(Extracted data entries)
************
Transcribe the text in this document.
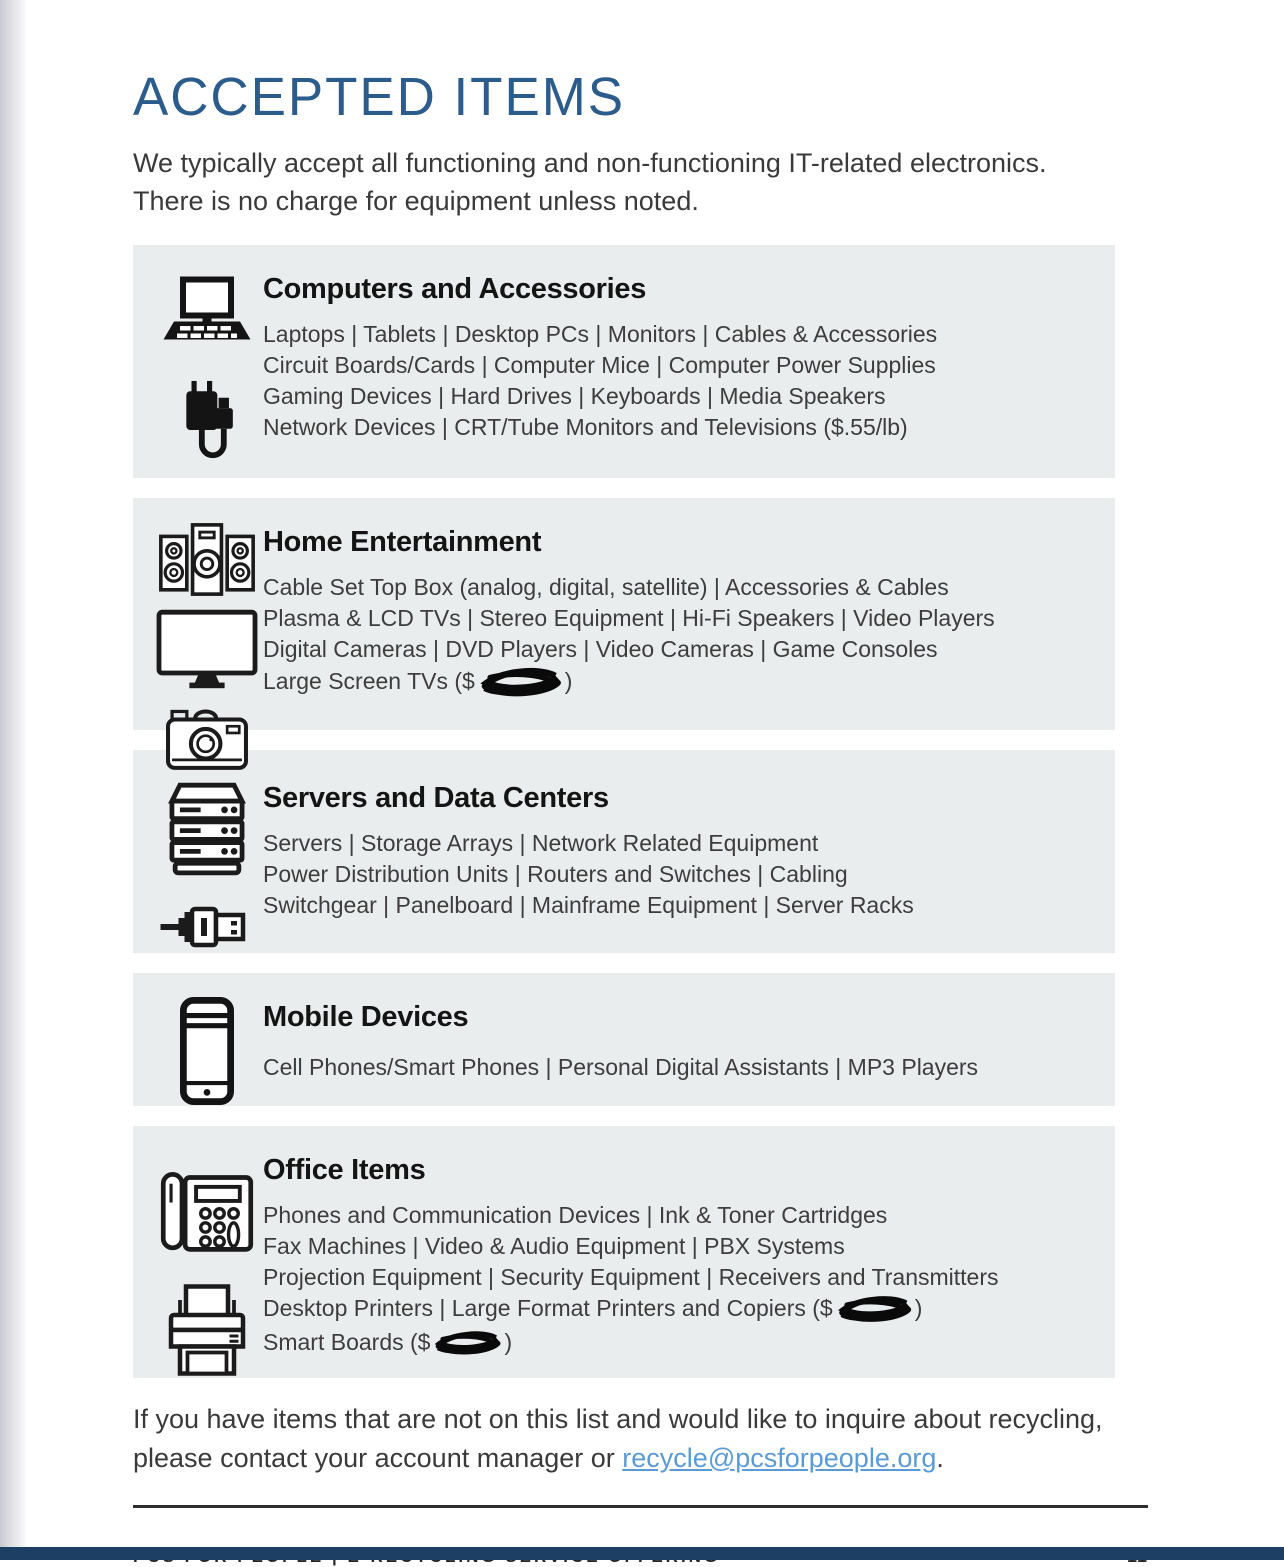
ACCEPTED ITEMS

We typically accept all functioning and non-functioning IT-related electronics. There is no charge for equipment unless noted.

Computers and Accessories
Laptops | Tablets | Desktop PCs | Monitors | Cables & Accessories
Circuit Boards/Cards | Computer Mice | Computer Power Supplies
Gaming Devices | Hard Drives | Keyboards | Media Speakers
Network Devices | CRT/Tube Monitors and Televisions ($.55/lb)
Home Entertainment
Cable Set Top Box (analog, digital, satellite) | Accessories & Cables
Plasma & LCD TVs | Stereo Equipment | Hi-Fi Speakers | Video Players
Digital Cameras | DVD Players | Video Cameras | Game Consoles
Large Screen TVs ($	)
Servers and Data Centers
Servers | Storage Arrays | Network Related Equipment
Power Distribution Units | Routers and Switches | Cabling
Switchgear | Panelboard | Mainframe Equipment | Server Racks
Mobile Devices
Cell Phones/Smart Phones | Personal Digital Assistants | MP3 Players
Office Items
Phones and Communication Devices | Ink & Toner Cartridges
Fax Machines | Video & Audio Equipment | PBX Systems
Projection Equipment | Security Equipment | Receivers and Transmitters
Desktop Printers | Large Format Printers and Copiers ($	)
Smart Boards ($	)

If you have items that are not on this list and would like to inquire about recycling, please contact your account manager or recycle@pcsforpeople.org.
************
▶ [GIVEN EXERCISE]:
Keep the pictures out of the copy and write out the data exactly as it stands.

▶ [REPLY]:
Transcribe the text in this document.
ACCEPTED ITEMS

We typically accept all functioning and non-functioning IT-related electronics. There is no charge for equipment unless noted.

Computers and Accessories
Laptops | Tablets | Desktop PCs | Monitors | Cables & Accessories
Circuit Boards/Cards | Computer Mice | Computer Power Supplies
Gaming Devices | Hard Drives | Keyboards | Media Speakers
Network Devices | CRT/Tube Monitors and Televisions ($.55/lb)
Home Entertainment
Cable Set Top Box (analog, digital, satellite) | Accessories & Cables
Plasma & LCD TVs | Stereo Equipment | Hi-Fi Speakers | Video Players
Digital Cameras | DVD Players | Video Cameras | Game Consoles
Large Screen TVs ($	)
Servers and Data Centers
Servers | Storage Arrays | Network Related Equipment
Power Distribution Units | Routers and Switches | Cabling
Switchgear | Panelboard | Mainframe Equipment | Server Racks
Mobile Devices
Cell Phones/Smart Phones | Personal Digital Assistants | MP3 Players
Office Items
Phones and Communication Devices | Ink & Toner Cartridges
Fax Machines | Video & Audio Equipment | PBX Systems
Projection Equipment | Security Equipment | Receivers and Transmitters
Desktop Printers | Large Format Printers and Copiers ($	)
Smart Boards ($	)

If you have items that are not on this list and would like to inquire about recycling, please contact your account manager or recycle@pcsforpeople.org.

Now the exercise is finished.